▶ **Exercise aim**:
Reproduce every line of the data below verbatim, leaving out the pictures.

>> START Data listing

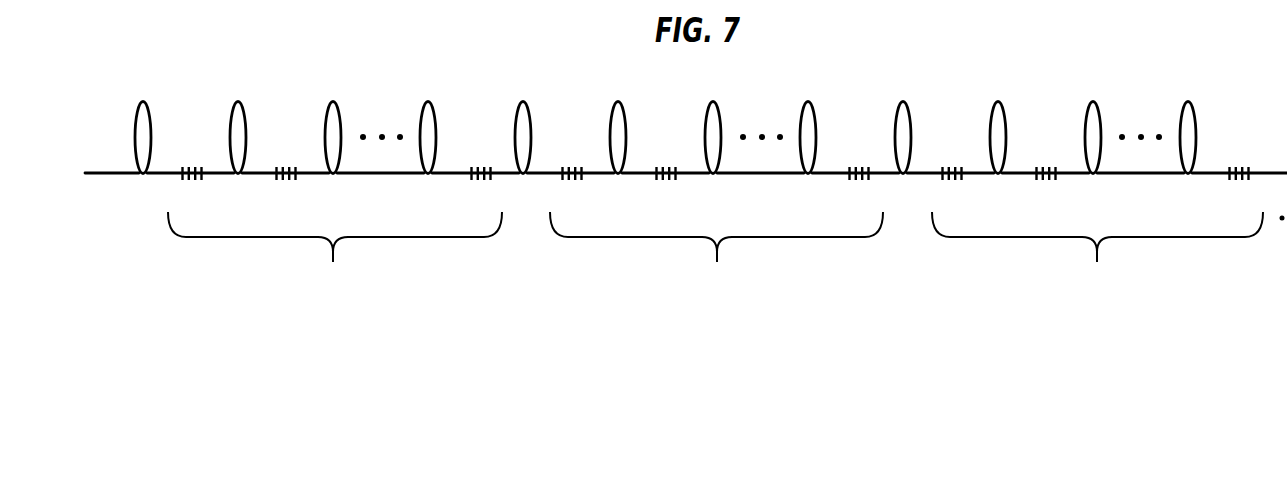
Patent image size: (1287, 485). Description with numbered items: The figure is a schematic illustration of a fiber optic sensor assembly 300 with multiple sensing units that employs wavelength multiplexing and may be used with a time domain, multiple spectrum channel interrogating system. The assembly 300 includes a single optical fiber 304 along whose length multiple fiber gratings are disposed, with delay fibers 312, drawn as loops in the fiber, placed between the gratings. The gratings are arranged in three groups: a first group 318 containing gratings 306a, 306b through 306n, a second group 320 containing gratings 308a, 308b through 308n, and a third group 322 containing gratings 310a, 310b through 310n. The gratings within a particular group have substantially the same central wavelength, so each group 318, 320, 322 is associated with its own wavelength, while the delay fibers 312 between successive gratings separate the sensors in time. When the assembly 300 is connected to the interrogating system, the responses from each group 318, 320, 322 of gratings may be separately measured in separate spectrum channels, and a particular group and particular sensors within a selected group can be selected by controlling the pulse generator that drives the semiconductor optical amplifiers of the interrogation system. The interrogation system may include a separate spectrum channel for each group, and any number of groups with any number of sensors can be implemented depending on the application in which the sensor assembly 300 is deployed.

The fiber optic sensor assembly 300 is at (360, 80).
The optical fiber 304 is at (112, 174).
The fiber grating 306a is at (191, 158).
The fiber grating 306b is at (285, 158).
The fiber grating 306n is at (481, 158).
The fiber grating 308a is at (571, 158).
The fiber grating 308b is at (665, 158).
The fiber grating 308n is at (859, 158).
The fiber grating 310a is at (951, 158).
The fiber grating 310b is at (1045, 158).
The fiber grating 310n is at (1239, 158).
The delay fiber 312 is at (141, 100).
The group of gratings 318 is at (335, 252).
The group of gratings 320 is at (716, 252).
The group of gratings 322 is at (1097, 252).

>> END Data listing

▶ **Task solution**:
Patent image size: (1287, 485). Description with numbered items: The figure is a schematic illustration of a fiber optic sensor assembly 300 with multiple sensing units that employs wavelength multiplexing and may be used with a time domain, multiple spectrum channel interrogating system. The assembly 300 includes a single optical fiber 304 along whose length multiple fiber gratings are disposed, with delay fibers 312, drawn as loops in the fiber, placed between the gratings. The gratings are arranged in three groups: a first group 318 containing gratings 306a, 306b through 306n, a second group 320 containing gratings 308a, 308b through 308n, and a third group 322 containing gratings 310a, 310b through 310n. The gratings within a particular group have substantially the same central wavelength, so each group 318, 320, 322 is associated with its own wavelength, while the delay fibers 312 between successive gratings separate the sensors in time. When the assembly 300 is connected to the interrogating system, the responses from each group 318, 320, 322 of gratings may be separately measured in separate spectrum channels, and a particular group and particular sensors within a selected group can be selected by controlling the pulse generator that drives the semiconductor optical amplifiers of the interrogation system. The interrogation system may include a separate spectrum channel for each group, and any number of groups with any number of sensors can be implemented depending on the application in which the sensor assembly 300 is deployed.

The fiber optic sensor assembly 300 is at (360, 80).
The optical fiber 304 is at (112, 174).
The fiber grating 306a is at (191, 158).
The fiber grating 306b is at (285, 158).
The fiber grating 306n is at (481, 158).
The fiber grating 308a is at (571, 158).
The fiber grating 308b is at (665, 158).
The fiber grating 308n is at (859, 158).
The fiber grating 310a is at (951, 158).
The fiber grating 310b is at (1045, 158).
The fiber grating 310n is at (1239, 158).
The delay fiber 312 is at (141, 100).
The group of gratings 318 is at (335, 252).
The group of gratings 320 is at (716, 252).
The group of gratings 322 is at (1097, 252).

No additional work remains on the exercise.